TASK REQUIREMENTS »
In the records below, find each line with the word "page" and copy it.

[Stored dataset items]
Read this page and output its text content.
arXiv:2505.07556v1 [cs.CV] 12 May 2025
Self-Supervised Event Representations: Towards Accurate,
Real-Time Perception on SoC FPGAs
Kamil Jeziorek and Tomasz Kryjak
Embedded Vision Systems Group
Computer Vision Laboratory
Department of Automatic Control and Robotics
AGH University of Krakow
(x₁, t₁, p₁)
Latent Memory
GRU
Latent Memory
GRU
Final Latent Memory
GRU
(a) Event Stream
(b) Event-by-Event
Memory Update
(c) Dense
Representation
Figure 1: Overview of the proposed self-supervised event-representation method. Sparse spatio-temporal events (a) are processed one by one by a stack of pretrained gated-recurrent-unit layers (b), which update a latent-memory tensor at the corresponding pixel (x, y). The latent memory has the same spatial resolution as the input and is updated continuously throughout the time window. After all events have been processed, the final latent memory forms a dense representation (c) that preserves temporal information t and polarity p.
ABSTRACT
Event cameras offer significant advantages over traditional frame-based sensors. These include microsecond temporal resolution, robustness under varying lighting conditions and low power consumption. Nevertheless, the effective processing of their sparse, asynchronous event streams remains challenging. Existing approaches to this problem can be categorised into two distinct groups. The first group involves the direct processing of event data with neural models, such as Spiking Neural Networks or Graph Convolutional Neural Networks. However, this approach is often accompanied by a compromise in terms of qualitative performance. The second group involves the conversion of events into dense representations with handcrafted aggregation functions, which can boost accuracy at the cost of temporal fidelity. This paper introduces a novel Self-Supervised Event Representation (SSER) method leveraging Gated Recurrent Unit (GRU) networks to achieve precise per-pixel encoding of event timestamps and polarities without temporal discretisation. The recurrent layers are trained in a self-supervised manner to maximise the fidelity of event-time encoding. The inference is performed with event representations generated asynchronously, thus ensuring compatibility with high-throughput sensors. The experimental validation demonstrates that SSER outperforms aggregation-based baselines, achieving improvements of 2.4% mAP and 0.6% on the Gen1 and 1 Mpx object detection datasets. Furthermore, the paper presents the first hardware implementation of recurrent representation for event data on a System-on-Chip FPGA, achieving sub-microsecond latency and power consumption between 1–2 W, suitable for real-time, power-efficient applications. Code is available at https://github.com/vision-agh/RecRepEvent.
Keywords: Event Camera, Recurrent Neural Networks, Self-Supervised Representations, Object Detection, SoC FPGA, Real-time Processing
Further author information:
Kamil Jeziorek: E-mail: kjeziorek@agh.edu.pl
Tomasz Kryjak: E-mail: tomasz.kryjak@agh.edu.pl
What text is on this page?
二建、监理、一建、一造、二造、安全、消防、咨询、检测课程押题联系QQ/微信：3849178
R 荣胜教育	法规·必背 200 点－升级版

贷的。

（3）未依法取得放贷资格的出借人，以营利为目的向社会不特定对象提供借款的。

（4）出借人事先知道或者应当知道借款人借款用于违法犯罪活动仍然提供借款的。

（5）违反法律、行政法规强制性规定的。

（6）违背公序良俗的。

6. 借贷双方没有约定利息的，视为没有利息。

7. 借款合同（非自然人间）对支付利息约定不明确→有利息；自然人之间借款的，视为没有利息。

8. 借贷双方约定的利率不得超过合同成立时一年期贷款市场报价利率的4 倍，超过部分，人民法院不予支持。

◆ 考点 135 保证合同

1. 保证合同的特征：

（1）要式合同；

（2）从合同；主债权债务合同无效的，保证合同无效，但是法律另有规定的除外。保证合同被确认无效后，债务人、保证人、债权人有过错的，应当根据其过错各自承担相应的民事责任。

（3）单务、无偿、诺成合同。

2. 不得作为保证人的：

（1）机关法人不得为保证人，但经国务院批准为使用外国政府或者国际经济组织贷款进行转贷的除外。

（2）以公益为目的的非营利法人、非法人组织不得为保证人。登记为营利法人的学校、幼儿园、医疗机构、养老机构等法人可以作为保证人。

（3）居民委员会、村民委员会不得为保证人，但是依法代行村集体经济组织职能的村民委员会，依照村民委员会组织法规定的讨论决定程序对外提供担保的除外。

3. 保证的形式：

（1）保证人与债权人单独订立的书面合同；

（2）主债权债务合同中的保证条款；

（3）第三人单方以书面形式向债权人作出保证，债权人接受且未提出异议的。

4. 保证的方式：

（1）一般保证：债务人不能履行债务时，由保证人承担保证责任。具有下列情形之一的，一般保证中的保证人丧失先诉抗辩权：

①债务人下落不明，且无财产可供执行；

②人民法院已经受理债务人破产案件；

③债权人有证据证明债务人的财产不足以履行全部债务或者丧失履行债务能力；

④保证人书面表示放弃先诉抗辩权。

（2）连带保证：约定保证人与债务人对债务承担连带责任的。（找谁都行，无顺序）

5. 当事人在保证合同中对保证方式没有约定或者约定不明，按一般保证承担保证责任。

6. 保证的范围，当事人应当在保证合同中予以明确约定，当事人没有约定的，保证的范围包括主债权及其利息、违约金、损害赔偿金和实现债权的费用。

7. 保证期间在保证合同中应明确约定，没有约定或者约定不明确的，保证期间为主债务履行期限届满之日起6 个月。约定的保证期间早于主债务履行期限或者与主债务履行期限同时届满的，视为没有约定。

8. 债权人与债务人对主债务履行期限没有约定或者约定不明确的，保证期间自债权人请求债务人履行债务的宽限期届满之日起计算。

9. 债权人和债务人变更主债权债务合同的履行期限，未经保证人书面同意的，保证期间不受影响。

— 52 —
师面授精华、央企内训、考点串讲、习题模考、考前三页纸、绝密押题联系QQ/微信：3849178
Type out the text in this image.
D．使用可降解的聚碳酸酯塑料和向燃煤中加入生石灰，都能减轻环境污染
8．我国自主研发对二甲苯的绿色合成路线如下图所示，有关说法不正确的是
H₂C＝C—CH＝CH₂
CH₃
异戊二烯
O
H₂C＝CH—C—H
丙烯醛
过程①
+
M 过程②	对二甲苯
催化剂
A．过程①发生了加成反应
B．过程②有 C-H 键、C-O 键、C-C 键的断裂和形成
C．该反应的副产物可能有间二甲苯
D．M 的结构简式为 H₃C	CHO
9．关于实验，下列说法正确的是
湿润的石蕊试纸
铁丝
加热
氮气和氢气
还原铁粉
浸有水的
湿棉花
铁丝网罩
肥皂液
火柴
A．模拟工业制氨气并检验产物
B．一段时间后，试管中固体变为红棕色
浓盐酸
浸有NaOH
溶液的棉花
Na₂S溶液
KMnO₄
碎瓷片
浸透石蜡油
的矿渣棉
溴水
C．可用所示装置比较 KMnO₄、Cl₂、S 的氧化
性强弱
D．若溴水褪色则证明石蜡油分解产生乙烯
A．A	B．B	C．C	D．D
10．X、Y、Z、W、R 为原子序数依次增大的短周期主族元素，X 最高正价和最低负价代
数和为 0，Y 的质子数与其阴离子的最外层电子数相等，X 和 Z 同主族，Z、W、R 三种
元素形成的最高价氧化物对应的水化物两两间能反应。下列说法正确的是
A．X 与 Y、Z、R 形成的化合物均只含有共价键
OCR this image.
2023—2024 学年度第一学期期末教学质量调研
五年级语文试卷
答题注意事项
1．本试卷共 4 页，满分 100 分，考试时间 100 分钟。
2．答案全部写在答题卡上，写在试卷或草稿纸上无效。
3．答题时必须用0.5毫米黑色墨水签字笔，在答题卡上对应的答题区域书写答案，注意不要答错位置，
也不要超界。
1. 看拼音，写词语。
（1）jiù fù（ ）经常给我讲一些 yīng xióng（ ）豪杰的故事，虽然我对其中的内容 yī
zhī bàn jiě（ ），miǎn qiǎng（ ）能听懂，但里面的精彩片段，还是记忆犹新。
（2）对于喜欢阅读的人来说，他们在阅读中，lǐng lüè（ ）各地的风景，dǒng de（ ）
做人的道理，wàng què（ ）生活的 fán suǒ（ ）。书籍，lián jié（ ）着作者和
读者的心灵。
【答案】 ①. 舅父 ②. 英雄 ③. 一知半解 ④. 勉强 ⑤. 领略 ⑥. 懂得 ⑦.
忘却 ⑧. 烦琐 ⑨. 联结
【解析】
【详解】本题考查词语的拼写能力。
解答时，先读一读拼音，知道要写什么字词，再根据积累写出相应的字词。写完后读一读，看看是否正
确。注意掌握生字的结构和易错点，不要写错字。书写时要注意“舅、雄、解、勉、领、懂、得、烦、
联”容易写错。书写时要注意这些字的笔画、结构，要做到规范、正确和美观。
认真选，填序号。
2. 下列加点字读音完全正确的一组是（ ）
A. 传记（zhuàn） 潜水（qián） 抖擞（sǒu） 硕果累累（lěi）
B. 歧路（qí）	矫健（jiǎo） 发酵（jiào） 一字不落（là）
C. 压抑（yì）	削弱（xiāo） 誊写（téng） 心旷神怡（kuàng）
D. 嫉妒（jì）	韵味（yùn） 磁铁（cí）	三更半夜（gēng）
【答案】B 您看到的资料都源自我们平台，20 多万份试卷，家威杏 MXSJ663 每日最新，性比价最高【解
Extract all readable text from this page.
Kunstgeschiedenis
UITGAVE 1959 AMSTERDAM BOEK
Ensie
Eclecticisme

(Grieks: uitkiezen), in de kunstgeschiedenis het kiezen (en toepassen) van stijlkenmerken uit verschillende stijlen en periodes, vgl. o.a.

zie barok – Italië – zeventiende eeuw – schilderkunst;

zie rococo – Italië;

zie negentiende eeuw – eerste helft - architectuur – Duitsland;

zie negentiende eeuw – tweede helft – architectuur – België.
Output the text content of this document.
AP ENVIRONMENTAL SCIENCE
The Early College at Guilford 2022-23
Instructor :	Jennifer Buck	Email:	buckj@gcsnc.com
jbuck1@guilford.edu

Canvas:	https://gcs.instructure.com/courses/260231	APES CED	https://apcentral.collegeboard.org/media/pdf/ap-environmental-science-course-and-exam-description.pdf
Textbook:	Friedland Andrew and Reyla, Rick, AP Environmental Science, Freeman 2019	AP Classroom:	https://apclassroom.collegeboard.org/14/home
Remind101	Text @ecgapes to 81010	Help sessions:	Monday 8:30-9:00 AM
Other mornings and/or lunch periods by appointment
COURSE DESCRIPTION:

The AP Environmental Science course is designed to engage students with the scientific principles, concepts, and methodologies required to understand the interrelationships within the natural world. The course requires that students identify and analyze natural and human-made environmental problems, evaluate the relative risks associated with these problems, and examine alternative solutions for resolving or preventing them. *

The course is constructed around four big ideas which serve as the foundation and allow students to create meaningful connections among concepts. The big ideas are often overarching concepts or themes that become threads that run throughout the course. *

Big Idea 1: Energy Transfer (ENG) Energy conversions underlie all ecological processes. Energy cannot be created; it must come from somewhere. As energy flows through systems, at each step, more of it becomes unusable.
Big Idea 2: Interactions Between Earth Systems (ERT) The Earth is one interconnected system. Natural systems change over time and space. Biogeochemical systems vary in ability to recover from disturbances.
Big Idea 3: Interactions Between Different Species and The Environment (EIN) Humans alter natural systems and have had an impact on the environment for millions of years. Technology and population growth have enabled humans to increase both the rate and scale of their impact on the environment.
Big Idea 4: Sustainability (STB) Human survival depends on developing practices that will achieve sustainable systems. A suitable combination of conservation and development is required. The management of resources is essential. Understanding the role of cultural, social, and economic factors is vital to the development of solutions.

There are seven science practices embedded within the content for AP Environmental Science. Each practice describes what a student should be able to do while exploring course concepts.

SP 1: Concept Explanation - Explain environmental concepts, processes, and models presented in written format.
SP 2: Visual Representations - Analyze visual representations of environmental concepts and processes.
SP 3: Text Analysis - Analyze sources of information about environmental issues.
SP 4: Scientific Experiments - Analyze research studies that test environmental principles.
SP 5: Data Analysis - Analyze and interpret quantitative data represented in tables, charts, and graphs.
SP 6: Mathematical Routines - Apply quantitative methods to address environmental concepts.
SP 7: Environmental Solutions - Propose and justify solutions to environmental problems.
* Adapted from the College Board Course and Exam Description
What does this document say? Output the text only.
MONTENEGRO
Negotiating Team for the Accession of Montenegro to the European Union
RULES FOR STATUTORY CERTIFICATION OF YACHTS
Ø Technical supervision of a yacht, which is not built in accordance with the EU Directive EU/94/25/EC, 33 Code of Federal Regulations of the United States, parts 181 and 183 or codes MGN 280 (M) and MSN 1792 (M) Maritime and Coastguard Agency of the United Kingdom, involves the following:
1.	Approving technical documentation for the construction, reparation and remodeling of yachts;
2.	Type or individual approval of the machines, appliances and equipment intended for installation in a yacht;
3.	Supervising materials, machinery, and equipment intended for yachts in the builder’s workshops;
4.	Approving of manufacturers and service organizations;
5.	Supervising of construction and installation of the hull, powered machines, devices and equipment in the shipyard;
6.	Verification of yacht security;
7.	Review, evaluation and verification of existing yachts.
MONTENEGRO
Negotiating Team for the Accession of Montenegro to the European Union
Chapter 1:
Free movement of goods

FULL RESPONSE »
Read this page and output its text content.
What text is on this page?
Extract all readable text from this page.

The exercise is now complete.